───── SUPPLIED RECORDS ─────

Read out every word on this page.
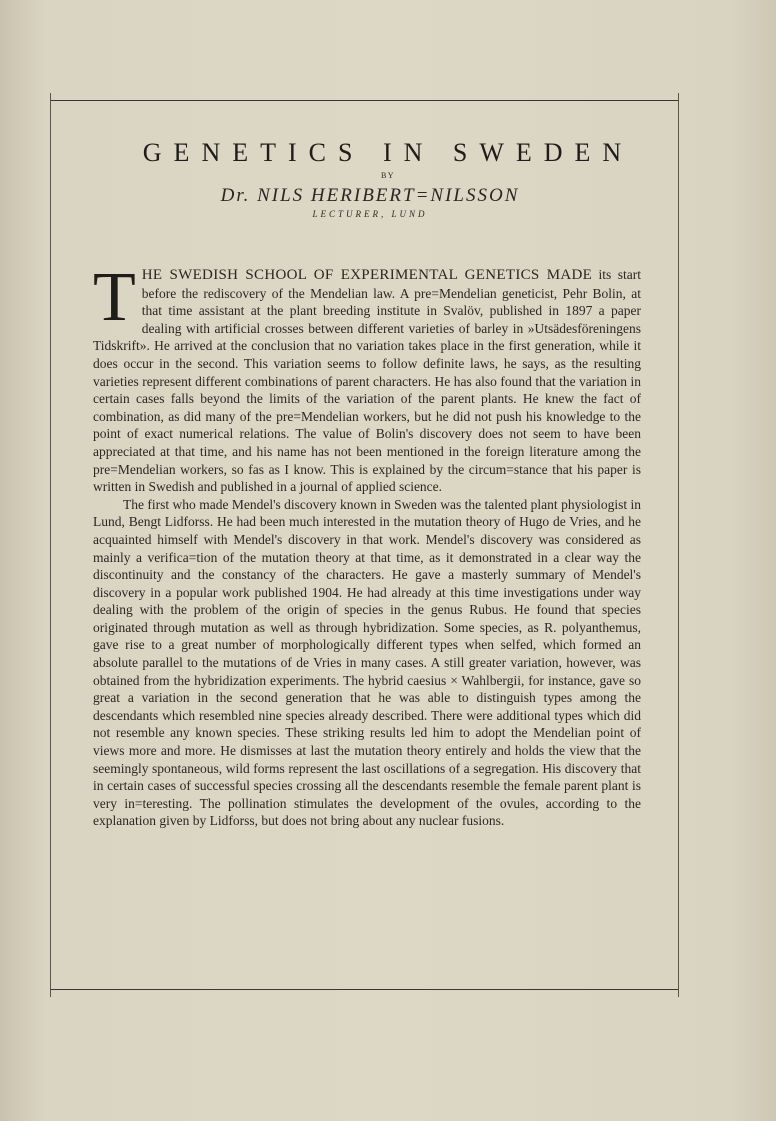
GENETICS IN SWEDEN
BY
Dr. NILS HERIBERT=NILSSON
LECTURER, LUND

THE SWEDISH SCHOOL OF EXPERIMENTAL GENETICS MADE its start before the rediscovery of the Mendelian law. A pre=Mendelian geneticist, Pehr Bolin, at that time assistant at the plant breeding institute in Svalöv, published in 1897 a paper dealing with artificial crosses between different varieties of barley in »Utsädesföreningens Tidskrift». He arrived at the conclusion that no variation takes place in the first generation, while it does occur in the second. This variation seems to follow definite laws, he says, as the resulting varieties represent different combinations of parent characters. He has also found that the variation in certain cases falls beyond the limits of the variation of the parent plants. He knew the fact of combination, as did many of the pre=Mendelian workers, but he did not push his knowledge to the point of exact numerical relations. The value of Bolin's discovery does not seem to have been appreciated at that time, and his name has not been mentioned in the foreign literature among the pre=Mendelian workers, so fas as I know. This is explained by the circum=stance that his paper is written in Swedish and published in a journal of applied science.

The first who made Mendel's discovery known in Sweden was the talented plant physiologist in Lund, Bengt Lidforss. He had been much interested in the mutation theory of Hugo de Vries, and he acquainted himself with Mendel's discovery in that work. Mendel's discovery was considered as mainly a verifica=tion of the mutation theory at that time, as it demonstrated in a clear way the discontinuity and the constancy of the characters. He gave a masterly summary of Mendel's discovery in a popular work published 1904. He had already at this time investigations under way dealing with the problem of the origin of species in the genus Rubus. He found that species originated through mutation as well as through hybridization. Some species, as R. polyanthemus, gave rise to a great number of morphologically different types when selfed, which formed an absolute parallel to the mutations of de Vries in many cases. A still greater variation, however, was obtained from the hybridization experiments. The hybrid caesius × Wahlbergii, for instance, gave so great a variation in the second generation that he was able to distinguish types among the descendants which resembled nine species already described. There were additional types which did not resemble any known species. These striking results led him to adopt the Mendelian point of views more and more. He dismisses at last the mutation theory entirely and holds the view that the seemingly spontaneous, wild forms represent the last oscillations of a segregation. His discovery that in certain cases of successful species crossing all the descendants resemble the female parent plant is very in=teresting. The pollination stimulates the development of the ovules, according to the explanation given by Lidforss, but does not bring about any nuclear fusions.
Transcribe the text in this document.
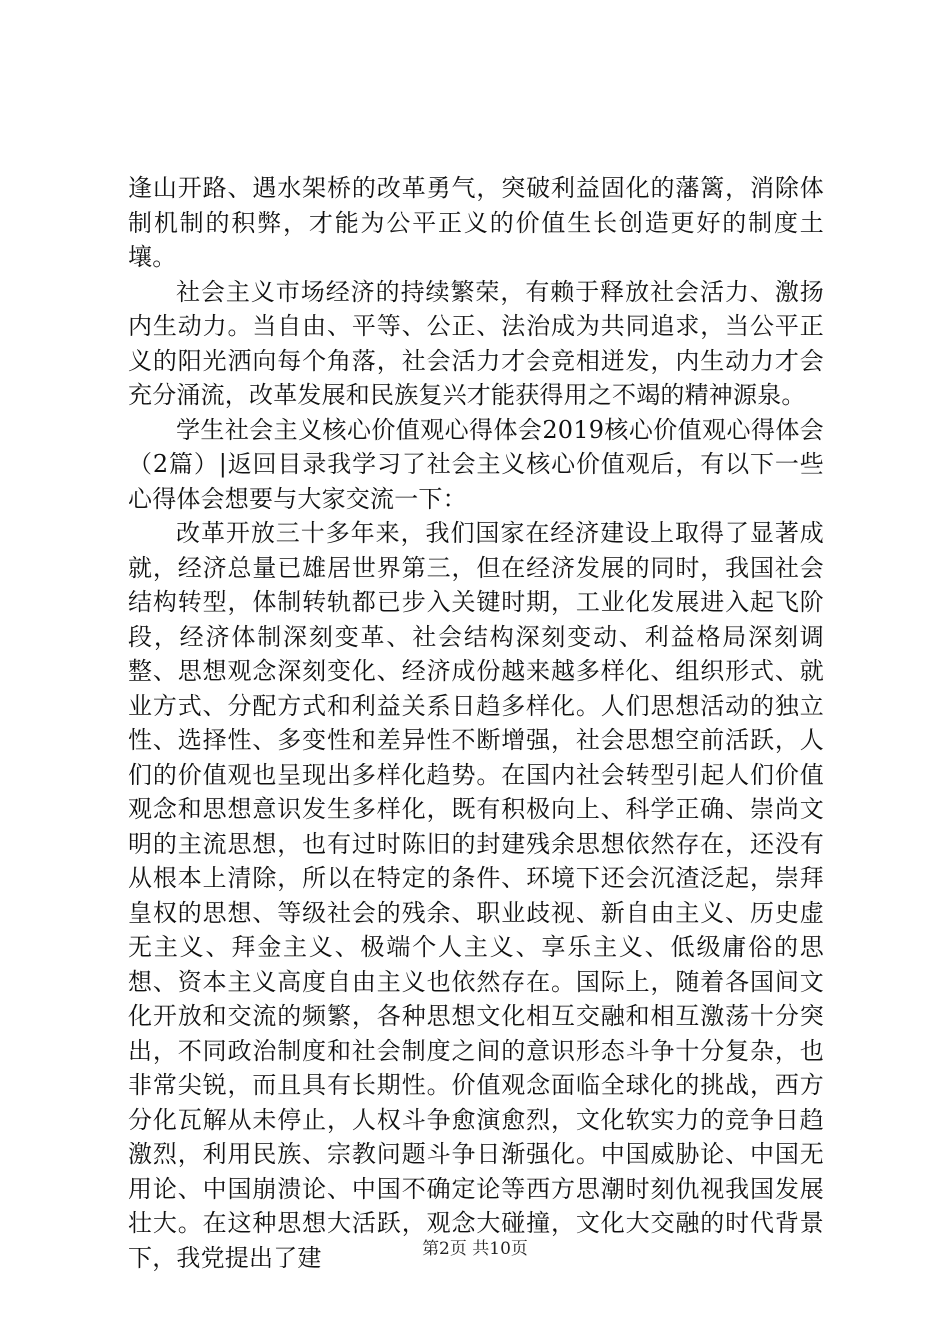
逢山开路、遇水架桥的改革勇气，突破利益固化的藩篱，消除体制机制的积弊，才能为公平正义的价值生长创造更好的制度土壤。

社会主义市场经济的持续繁荣，有赖于释放社会活力、激扬内生动力。当自由、平等、公正、法治成为共同追求，当公平正义的阳光洒向每个角落，社会活力才会竞相迸发，内生动力才会充分涌流，改革发展和民族复兴才能获得用之不竭的精神源泉。

学生社会主义核心价值观心得体会2019核心价值观心得体会（2篇）|返回目录我学习了社会主义核心价值观后，有以下一些心得体会想要与大家交流一下：

改革开放三十多年来，我们国家在经济建设上取得了显著成就，经济总量已雄居世界第三，但在经济发展的同时，我国社会结构转型，体制转轨都已步入关键时期，工业化发展进入起飞阶段，经济体制深刻变革、社会结构深刻变动、利益格局深刻调整、思想观念深刻变化、经济成份越来越多样化、组织形式、就业方式、分配方式和利益关系日趋多样化。人们思想活动的独立性、选择性、多变性和差异性不断增强，社会思想空前活跃，人们的价值观也呈现出多样化趋势。在国内社会转型引起人们价值观念和思想意识发生多样化，既有积极向上、科学正确、崇尚文明的主流思想，也有过时陈旧的封建残余思想依然存在，还没有从根本上清除，所以在特定的条件、环境下还会沉渣泛起，崇拜皇权的思想、等级社会的残余、职业歧视、新自由主义、历史虚无主义、拜金主义、极端个人主义、享乐主义、低级庸俗的思想、资本主义高度自由主义也依然存在。国际上，随着各国间文化开放和交流的频繁，各种思想文化相互交融和相互激荡十分突出，不同政治制度和社会制度之间的意识形态斗争十分复杂，也非常尖锐，而且具有长期性。价值观念面临全球化的挑战，西方分化瓦解从未停止，人权斗争愈演愈烈，文化软实力的竞争日趋激烈，利用民族、宗教问题斗争日渐强化。中国威胁论、中国无用论、中国崩溃论、中国不确定论等西方思潮时刻仇视我国发展壮大。在这种思想大活跃，观念大碰撞，文化大交融的时代背景下，我党提出了建	第2页 共10页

─────

**STATED TASK**
Select the lines from the entries that include the word "GENETICS".

**RESULT OF THIS TASK**
GENETICS IN SWEDEN
THE SWEDISH SCHOOL OF EXPERIMENTAL GENETICS MADE its start before the rediscovery of the Mendelian law. A pre=Mendelian geneticist, Pehr Bolin, at that time assistant at the plant breeding institute in Svalöv, published in 1897 a paper dealing with artificial crosses between different varieties of barley in »Utsädesföreningens Tidskrift». He arrived at the conclusion that no variation takes place in the first generation, while it does occur in the second. This variation seems to follow definite laws, he says, as the resulting varieties represent different combinations of parent characters. He has also found that the variation in certain cases falls beyond the limits of the variation of the parent plants. He knew the fact of combination, as did many of the pre=Mendelian workers, but he did not push his knowledge to the point of exact numerical relations. The value of Bolin's discovery does not seem to have been appreciated at that time, and his name has not been mentioned in the foreign literature among the pre=Mendelian workers, so fas as I know. This is explained by the circum=stance that his paper is written in Swedish and published in a journal of applied science.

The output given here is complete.